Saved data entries
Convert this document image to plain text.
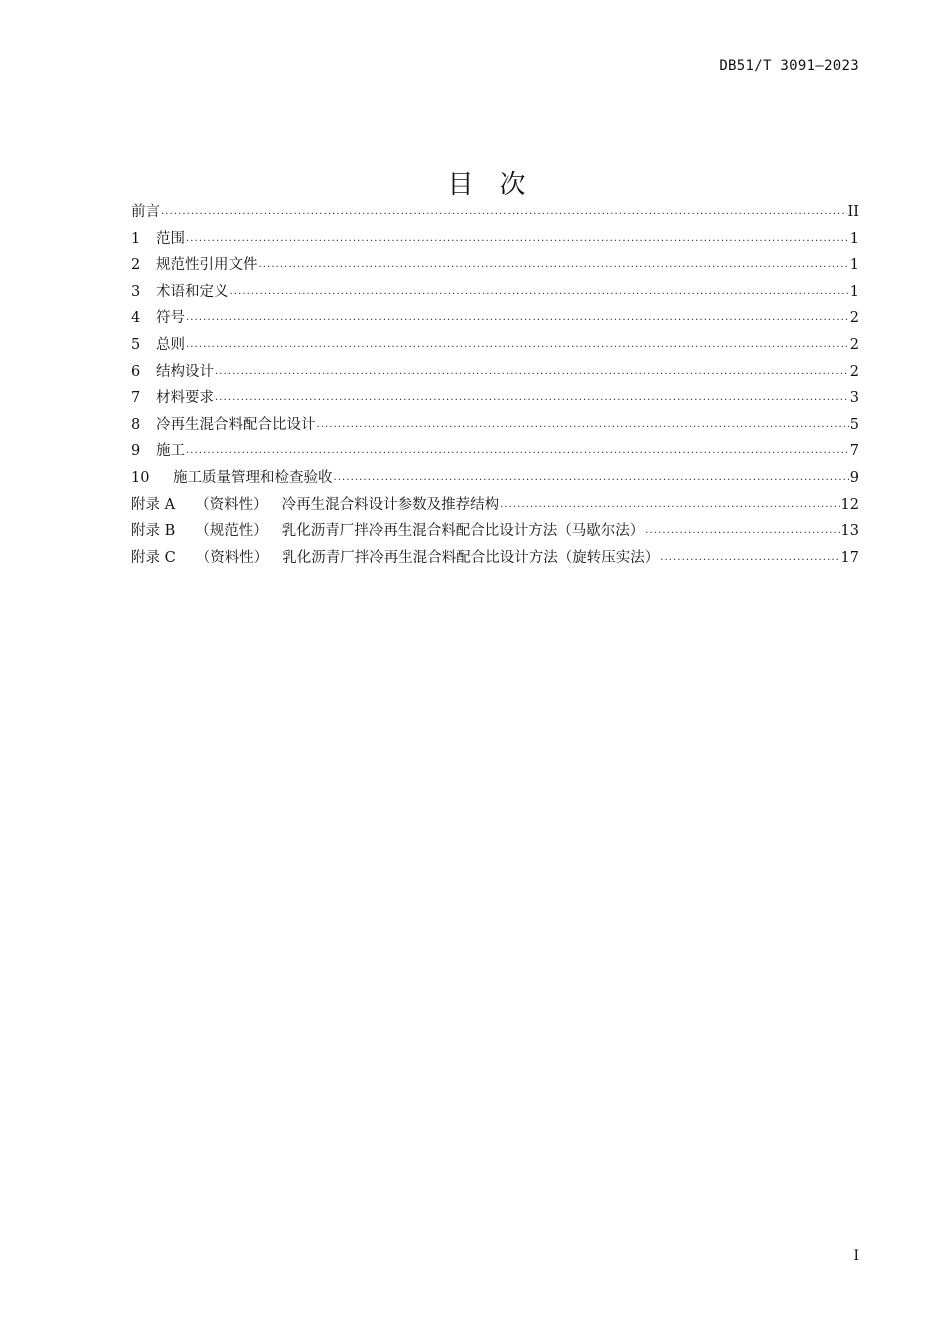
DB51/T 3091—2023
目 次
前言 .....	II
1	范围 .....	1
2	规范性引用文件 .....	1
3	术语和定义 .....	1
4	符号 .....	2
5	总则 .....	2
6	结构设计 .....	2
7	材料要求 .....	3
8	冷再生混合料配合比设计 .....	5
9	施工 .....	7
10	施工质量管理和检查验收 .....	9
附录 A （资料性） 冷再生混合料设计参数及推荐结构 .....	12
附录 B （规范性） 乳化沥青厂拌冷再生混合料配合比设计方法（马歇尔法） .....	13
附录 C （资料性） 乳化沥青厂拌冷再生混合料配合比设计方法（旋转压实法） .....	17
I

● **REQUIREMENTS**
Pictures in the records above should not be copied. Repeat everything else exactly.

● **WRITTEN SOLUTION**
Convert this document image to plain text.
DB51/T 3091—2023
目 次
前言 .....	II
1	范围 .....	1
2	规范性引用文件 .....	1
3	术语和定义 .....	1
4	符号 .....	2
5	总则 .....	2
6	结构设计 .....	2
7	材料要求 .....	3
8	冷再生混合料配合比设计 .....	5
9	施工 .....	7
10	施工质量管理和检查验收 .....	9
附录 A （资料性） 冷再生混合料设计参数及推荐结构 .....	12
附录 B （规范性） 乳化沥青厂拌冷再生混合料配合比设计方法（马歇尔法） .....	13
附录 C （资料性） 乳化沥青厂拌冷再生混合料配合比设计方法（旋转压实法） .....	17
I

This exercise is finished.